**Task directions:** Reproduce the data exactly and drop any pictures it holds.

Records excerpted from a collection:
╔══

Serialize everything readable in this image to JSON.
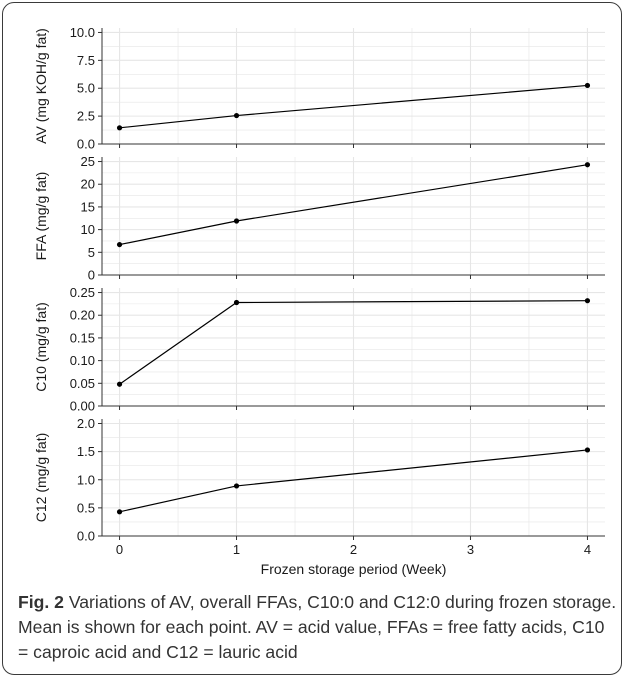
{
  "chart_data": {
    "type": "line",
    "xlabel": "Frozen storage period (Week)",
    "xlim": [
      -0.15,
      4.15
    ],
    "x_ticks": [
      0,
      1,
      2,
      3,
      4
    ],
    "grid": true,
    "panels": [
      {
        "ylabel": "AV (mg KOH/g fat)",
        "ylim": [
          0,
          10.4
        ],
        "y_ticks": [
          0.0,
          2.5,
          5.0,
          7.5,
          10.0
        ],
        "tick_decimals": 1,
        "x": [
          0,
          1,
          4
        ],
        "values": [
          1.45,
          2.55,
          5.25
        ]
      },
      {
        "ylabel": "FFA (mg/g fat)",
        "ylim": [
          0,
          26
        ],
        "y_ticks": [
          0,
          5,
          10,
          15,
          20,
          25
        ],
        "tick_decimals": 0,
        "x": [
          0,
          1,
          4
        ],
        "values": [
          6.7,
          11.9,
          24.3
        ]
      },
      {
        "ylabel": "C10 (mg/g fat)",
        "ylim": [
          0,
          0.26
        ],
        "y_ticks": [
          0.0,
          0.05,
          0.1,
          0.15,
          0.2,
          0.25
        ],
        "tick_decimals": 2,
        "x": [
          0,
          1,
          4
        ],
        "values": [
          0.048,
          0.228,
          0.232
        ]
      },
      {
        "ylabel": "C12 (mg/g fat)",
        "ylim": [
          0,
          2.08
        ],
        "y_ticks": [
          0.0,
          0.5,
          1.0,
          1.5,
          2.0
        ],
        "tick_decimals": 1,
        "x": [
          0,
          1,
          4
        ],
        "values": [
          0.43,
          0.89,
          1.53
        ]
      }
    ]
  },
  "caption": {
    "label": "Fig. 2",
    "text": " Variations of AV, overall FFAs, C10:0 and C12:0 during frozen storage. Mean is shown for each point. AV = acid value, FFAs = free fatty acids, C10 = caproic acid and C12 = lauric acid"
  },
  "colors": {
    "line": "#000000",
    "grid": "#e6e6e6",
    "axis": "#333333",
    "caption_text": "#333333"
  }
}
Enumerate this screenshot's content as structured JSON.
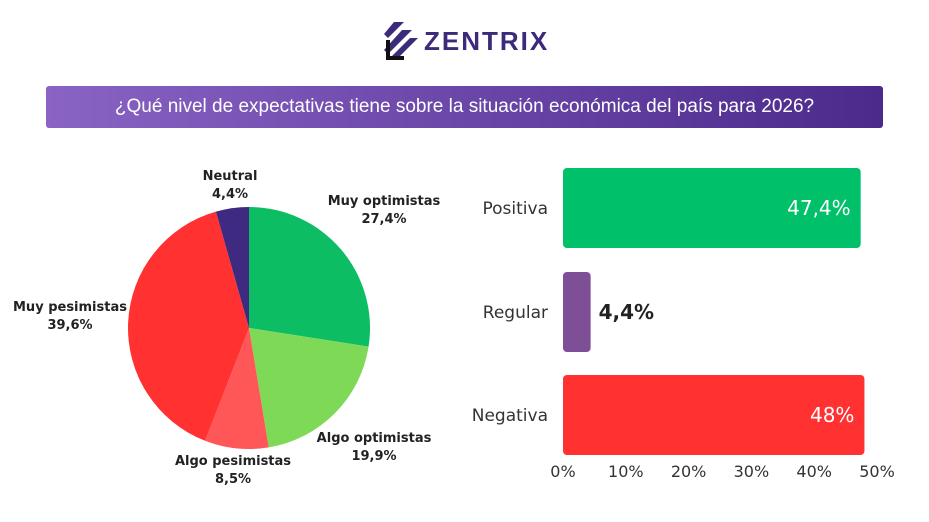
{
  "brand": {
    "name": "ZENTRIX",
    "primary": "#3d2a7a"
  },
  "title": "¿Qué nivel de expectativas tiene sobre la  situación económica del país para 2026?",
  "chart_data": [
    {
      "type": "pie",
      "start": "top",
      "direction": "clockwise",
      "slices": [
        {
          "label": "Muy optimistas",
          "value": 27.4,
          "text": "27,4%",
          "color": "#0dbd63"
        },
        {
          "label": "Algo optimistas",
          "value": 19.9,
          "text": "19,9%",
          "color": "#7ed957"
        },
        {
          "label": "Algo pesimistas",
          "value": 8.5,
          "text": "8,5%",
          "color": "#ff5757"
        },
        {
          "label": "Muy pesimistas",
          "value": 39.6,
          "text": "39,6%",
          "color": "#ff3131"
        },
        {
          "label": "Neutral",
          "value": 4.4,
          "text": "4,4%",
          "color": "#3e2a80"
        }
      ]
    },
    {
      "type": "bar",
      "orientation": "horizontal",
      "categories": [
        "Positiva",
        "Regular",
        "Negativa"
      ],
      "values": [
        47.4,
        4.4,
        48
      ],
      "value_labels": [
        "47,4%",
        "4,4%",
        "48%"
      ],
      "colors": [
        "#00c16a",
        "#7e4e96",
        "#ff3131"
      ],
      "xlim": [
        0,
        50
      ],
      "ticks": [
        "0%",
        "10%",
        "20%",
        "30%",
        "40%",
        "50%"
      ],
      "grid": false
    }
  ]
}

╚══

**Task answer:**
Serialize everything readable in this image to JSON.
{
  "chart_data": {
    "type": "line",
    "xlabel": "Frozen storage period (Week)",
    "xlim": [
      -0.15,
      4.15
    ],
    "x_ticks": [
      0,
      1,
      2,
      3,
      4
    ],
    "grid": true,
    "panels": [
      {
        "ylabel": "AV (mg KOH/g fat)",
        "ylim": [
          0,
          10.4
        ],
        "y_ticks": [
          0.0,
          2.5,
          5.0,
          7.5,
          10.0
        ],
        "tick_decimals": 1,
        "x": [
          0,
          1,
          4
        ],
        "values": [
          1.45,
          2.55,
          5.25
        ]
      },
      {
        "ylabel": "FFA (mg/g fat)",
        "ylim": [
          0,
          26
        ],
        "y_ticks": [
          0,
          5,
          10,
          15,
          20,
          25
        ],
        "tick_decimals": 0,
        "x": [
          0,
          1,
          4
        ],
        "values": [
          6.7,
          11.9,
          24.3
        ]
      },
      {
        "ylabel": "C10 (mg/g fat)",
        "ylim": [
          0,
          0.26
        ],
        "y_ticks": [
          0.0,
          0.05,
          0.1,
          0.15,
          0.2,
          0.25
        ],
        "tick_decimals": 2,
        "x": [
          0,
          1,
          4
        ],
        "values": [
          0.048,
          0.228,
          0.232
        ]
      },
      {
        "ylabel": "C12 (mg/g fat)",
        "ylim": [
          0,
          2.08
        ],
        "y_ticks": [
          0.0,
          0.5,
          1.0,
          1.5,
          2.0
        ],
        "tick_decimals": 1,
        "x": [
          0,
          1,
          4
        ],
        "values": [
          0.43,
          0.89,
          1.53
        ]
      }
    ]
  },
  "caption": {
    "label": "Fig. 2",
    "text": " Variations of AV, overall FFAs, C10:0 and C12:0 during frozen storage. Mean is shown for each point. AV = acid value, FFAs = free fatty acids, C10 = caproic acid and C12 = lauric acid"
  },
  "colors": {
    "line": "#000000",
    "grid": "#e6e6e6",
    "axis": "#333333",
    "caption_text": "#333333"
  }
}
Enumerate this screenshot's content as structured JSON.
{
  "brand": {
    "name": "ZENTRIX",
    "primary": "#3d2a7a"
  },
  "title": "¿Qué nivel de expectativas tiene sobre la  situación económica del país para 2026?",
  "chart_data": [
    {
      "type": "pie",
      "start": "top",
      "direction": "clockwise",
      "slices": [
        {
          "label": "Muy optimistas",
          "value": 27.4,
          "text": "27,4%",
          "color": "#0dbd63"
        },
        {
          "label": "Algo optimistas",
          "value": 19.9,
          "text": "19,9%",
          "color": "#7ed957"
        },
        {
          "label": "Algo pesimistas",
          "value": 8.5,
          "text": "8,5%",
          "color": "#ff5757"
        },
        {
          "label": "Muy pesimistas",
          "value": 39.6,
          "text": "39,6%",
          "color": "#ff3131"
        },
        {
          "label": "Neutral",
          "value": 4.4,
          "text": "4,4%",
          "color": "#3e2a80"
        }
      ]
    },
    {
      "type": "bar",
      "orientation": "horizontal",
      "categories": [
        "Positiva",
        "Regular",
        "Negativa"
      ],
      "values": [
        47.4,
        4.4,
        48
      ],
      "value_labels": [
        "47,4%",
        "4,4%",
        "48%"
      ],
      "colors": [
        "#00c16a",
        "#7e4e96",
        "#ff3131"
      ],
      "xlim": [
        0,
        50
      ],
      "ticks": [
        "0%",
        "10%",
        "20%",
        "30%",
        "40%",
        "50%"
      ],
      "grid": false
    }
  ]
}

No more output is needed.